» Stated task:
All of the material below is to be restated word for word, apart from the pictures.

** Begin Data rows **

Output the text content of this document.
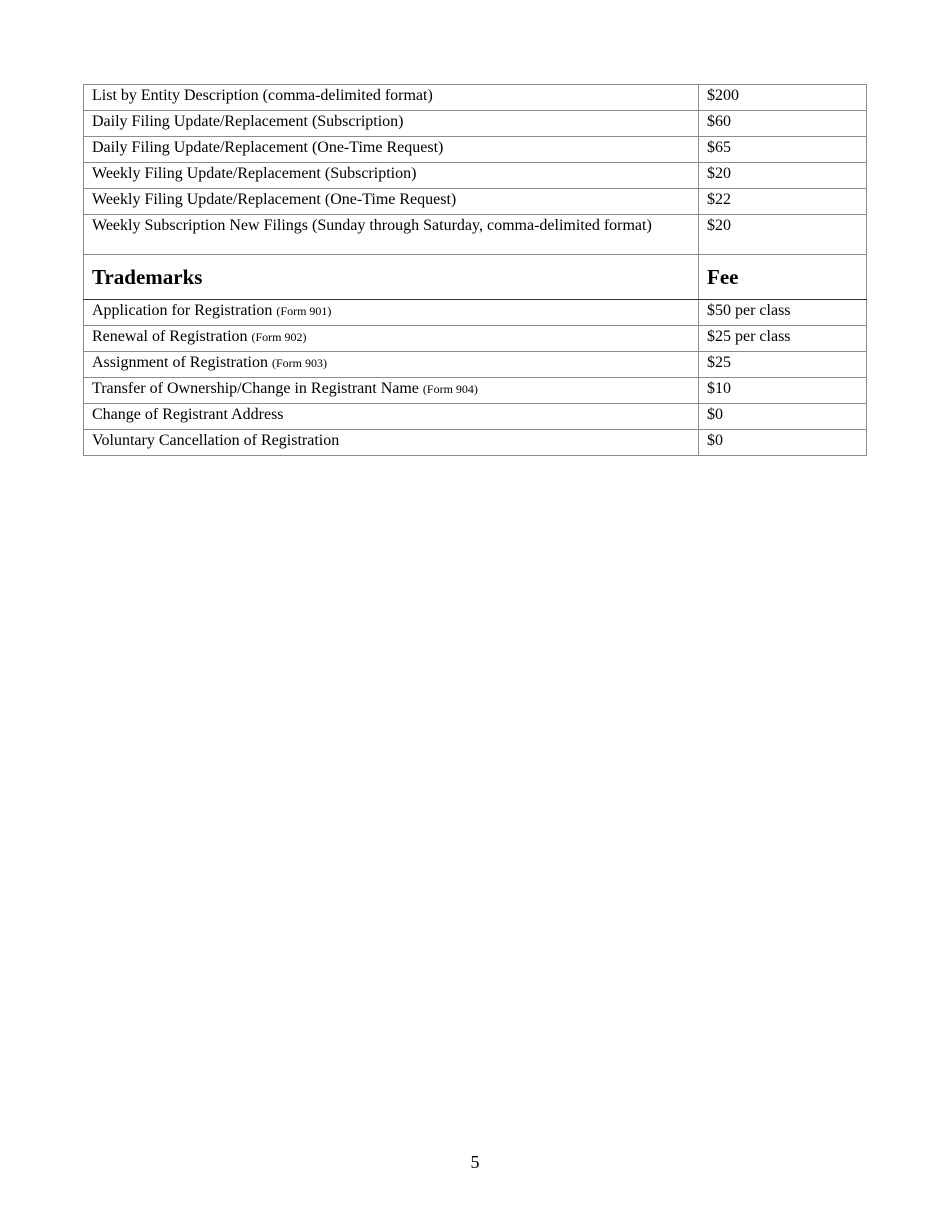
List by Entity Description (comma-delimited format)	$200
Daily Filing Update/Replacement (Subscription)	$60
Daily Filing Update/Replacement (One-Time Request)	$65
Weekly Filing Update/Replacement (Subscription)	$20
Weekly Filing Update/Replacement (One-Time Request)	$22
Weekly Subscription New Filings (Sunday through Saturday, comma-delimited format)	$20
Trademarks	Fee
Application for Registration (Form 901)	$50 per class
Renewal of Registration (Form 902)	$25 per class
Assignment of Registration (Form 903)	$25
Transfer of Ownership/Change in Registrant Name (Form 904)	$10
Change of Registrant Address	$0
Voluntary Cancellation of Registration	$0
5
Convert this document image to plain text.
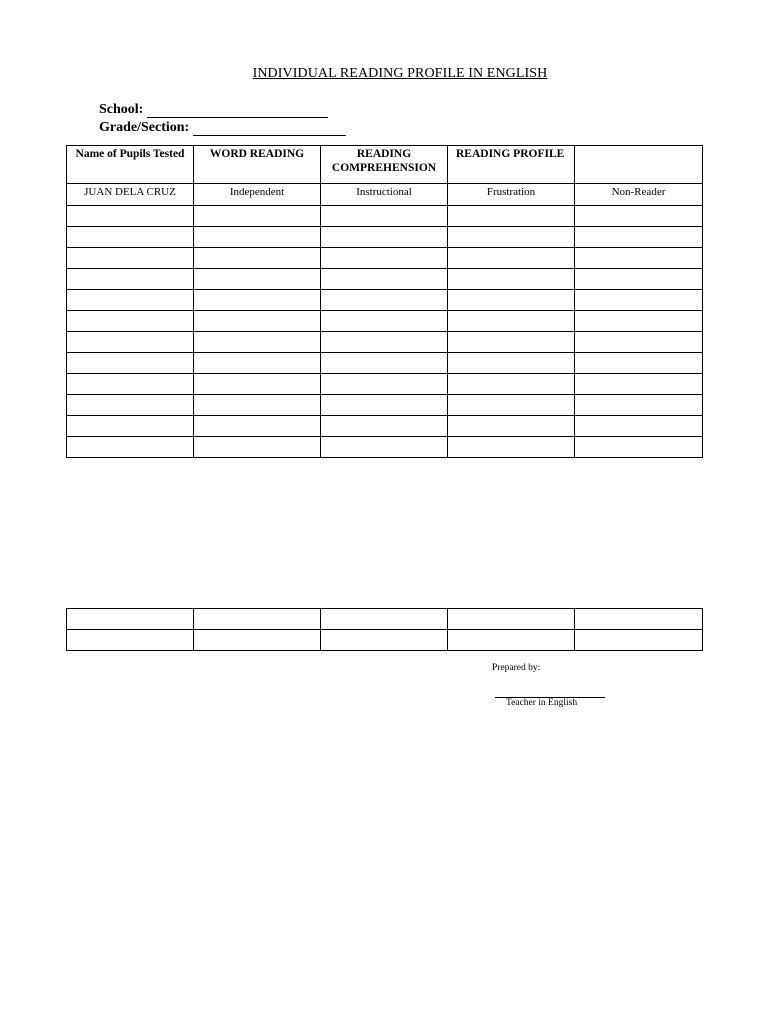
INDIVIDUAL READING PROFILE IN ENGLISH
School:
Grade/Section:
Name of Pupils Tested	WORD READING	READING COMPREHENSION	READING PROFILE	
JUAN DELA CRUZ	Independent	Instructional	Frustration	Non-Reader

Prepared by:
Teacher in English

** End Data rows **

» Solution to the problem:
Output the text content of this document.
List by Entity Description (comma-delimited format)	$200
Daily Filing Update/Replacement (Subscription)	$60
Daily Filing Update/Replacement (One-Time Request)	$65
Weekly Filing Update/Replacement (Subscription)	$20
Weekly Filing Update/Replacement (One-Time Request)	$22
Weekly Subscription New Filings (Sunday through Saturday, comma-delimited format)	$20
Trademarks	Fee
Application for Registration (Form 901)	$50 per class
Renewal of Registration (Form 902)	$25 per class
Assignment of Registration (Form 903)	$25
Transfer of Ownership/Change in Registrant Name (Form 904)	$10
Change of Registrant Address	$0
Voluntary Cancellation of Registration	$0
5
Convert this document image to plain text.
INDIVIDUAL READING PROFILE IN ENGLISH
School:
Grade/Section:
Name of Pupils Tested	WORD READING	READING COMPREHENSION	READING PROFILE	
JUAN DELA CRUZ	Independent	Instructional	Frustration	Non-Reader

Prepared by:
Teacher in English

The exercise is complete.